- **What to produce**: Return each line of the items that contains the string "body".

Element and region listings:
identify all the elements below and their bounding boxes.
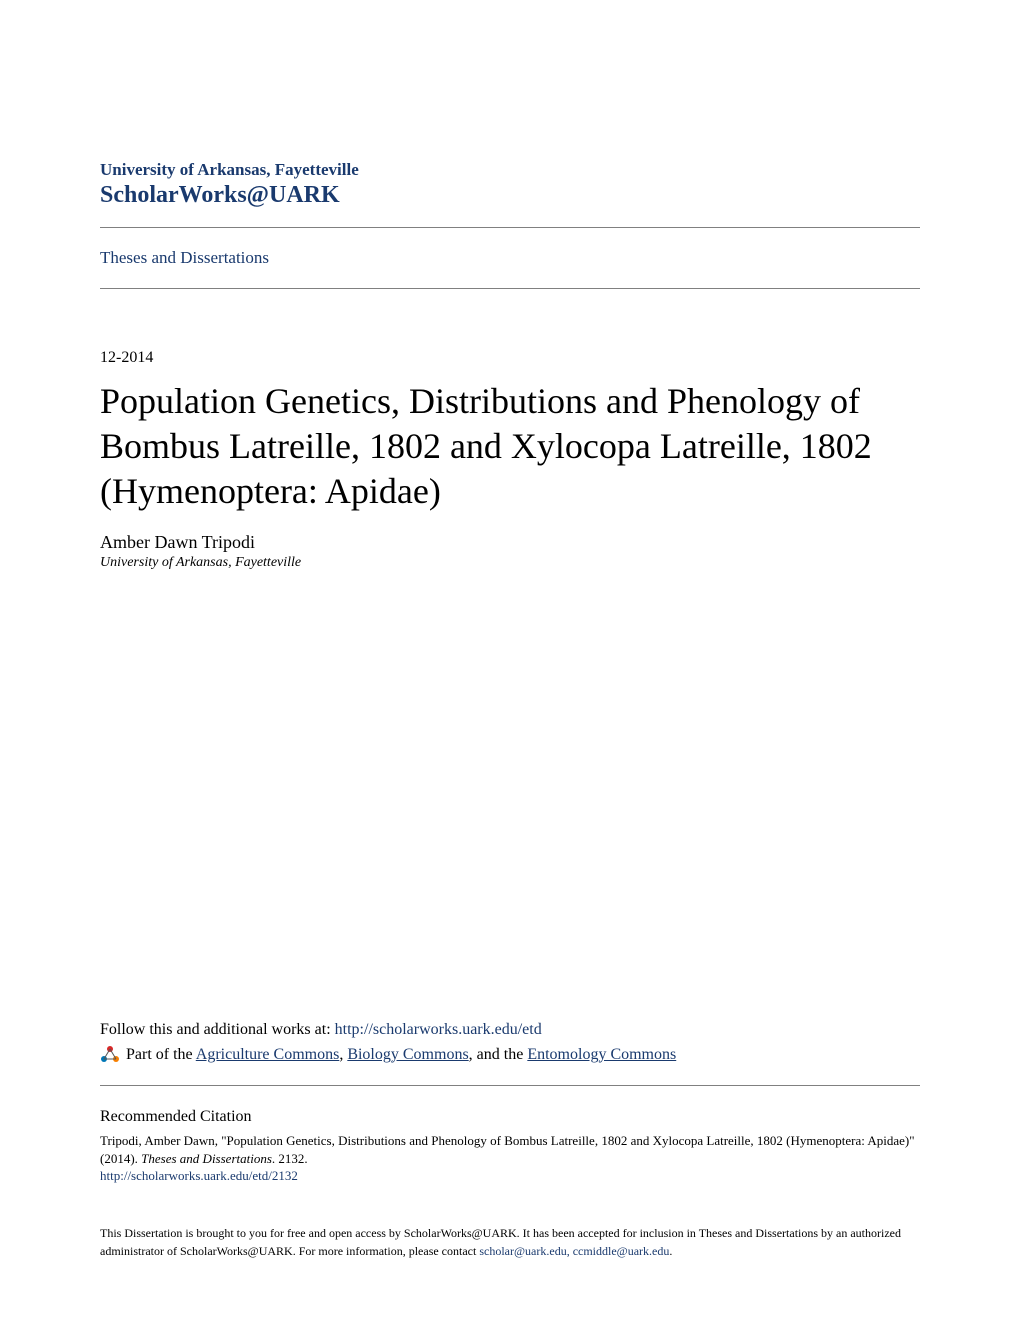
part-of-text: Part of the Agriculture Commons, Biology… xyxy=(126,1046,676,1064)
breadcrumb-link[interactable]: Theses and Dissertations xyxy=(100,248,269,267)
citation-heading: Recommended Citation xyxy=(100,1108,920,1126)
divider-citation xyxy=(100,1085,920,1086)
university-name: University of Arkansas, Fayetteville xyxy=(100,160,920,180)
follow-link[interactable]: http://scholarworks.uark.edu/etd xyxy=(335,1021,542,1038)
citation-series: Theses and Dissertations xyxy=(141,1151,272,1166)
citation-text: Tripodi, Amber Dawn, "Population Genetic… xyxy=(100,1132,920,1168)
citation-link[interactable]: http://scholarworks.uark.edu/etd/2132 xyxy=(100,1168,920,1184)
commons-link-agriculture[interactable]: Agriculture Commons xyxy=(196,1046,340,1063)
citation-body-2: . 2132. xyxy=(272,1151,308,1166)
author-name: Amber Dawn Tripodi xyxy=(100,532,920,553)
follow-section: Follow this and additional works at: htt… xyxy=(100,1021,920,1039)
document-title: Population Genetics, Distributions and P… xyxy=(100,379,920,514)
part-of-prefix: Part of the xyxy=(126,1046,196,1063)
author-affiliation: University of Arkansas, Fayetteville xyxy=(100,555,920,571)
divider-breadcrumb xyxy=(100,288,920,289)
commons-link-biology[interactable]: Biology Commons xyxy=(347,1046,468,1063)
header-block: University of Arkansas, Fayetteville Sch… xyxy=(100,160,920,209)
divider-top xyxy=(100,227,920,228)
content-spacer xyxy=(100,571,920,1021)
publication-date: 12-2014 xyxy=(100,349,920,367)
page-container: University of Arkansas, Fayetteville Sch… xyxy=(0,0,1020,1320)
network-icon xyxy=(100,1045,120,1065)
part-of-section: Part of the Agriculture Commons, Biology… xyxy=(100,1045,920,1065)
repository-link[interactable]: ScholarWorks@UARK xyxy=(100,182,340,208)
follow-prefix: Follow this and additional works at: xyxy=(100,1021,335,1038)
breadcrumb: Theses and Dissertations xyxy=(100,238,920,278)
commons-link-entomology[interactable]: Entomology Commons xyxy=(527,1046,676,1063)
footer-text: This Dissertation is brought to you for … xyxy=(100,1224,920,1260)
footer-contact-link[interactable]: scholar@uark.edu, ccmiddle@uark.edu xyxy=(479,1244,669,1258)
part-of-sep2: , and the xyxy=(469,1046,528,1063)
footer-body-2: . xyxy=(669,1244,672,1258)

- **Reply to the task**:
citation-body-2: . 2132. xyxy=(272,1151,308,1166)
footer-body-2: . xyxy=(669,1244,672,1258)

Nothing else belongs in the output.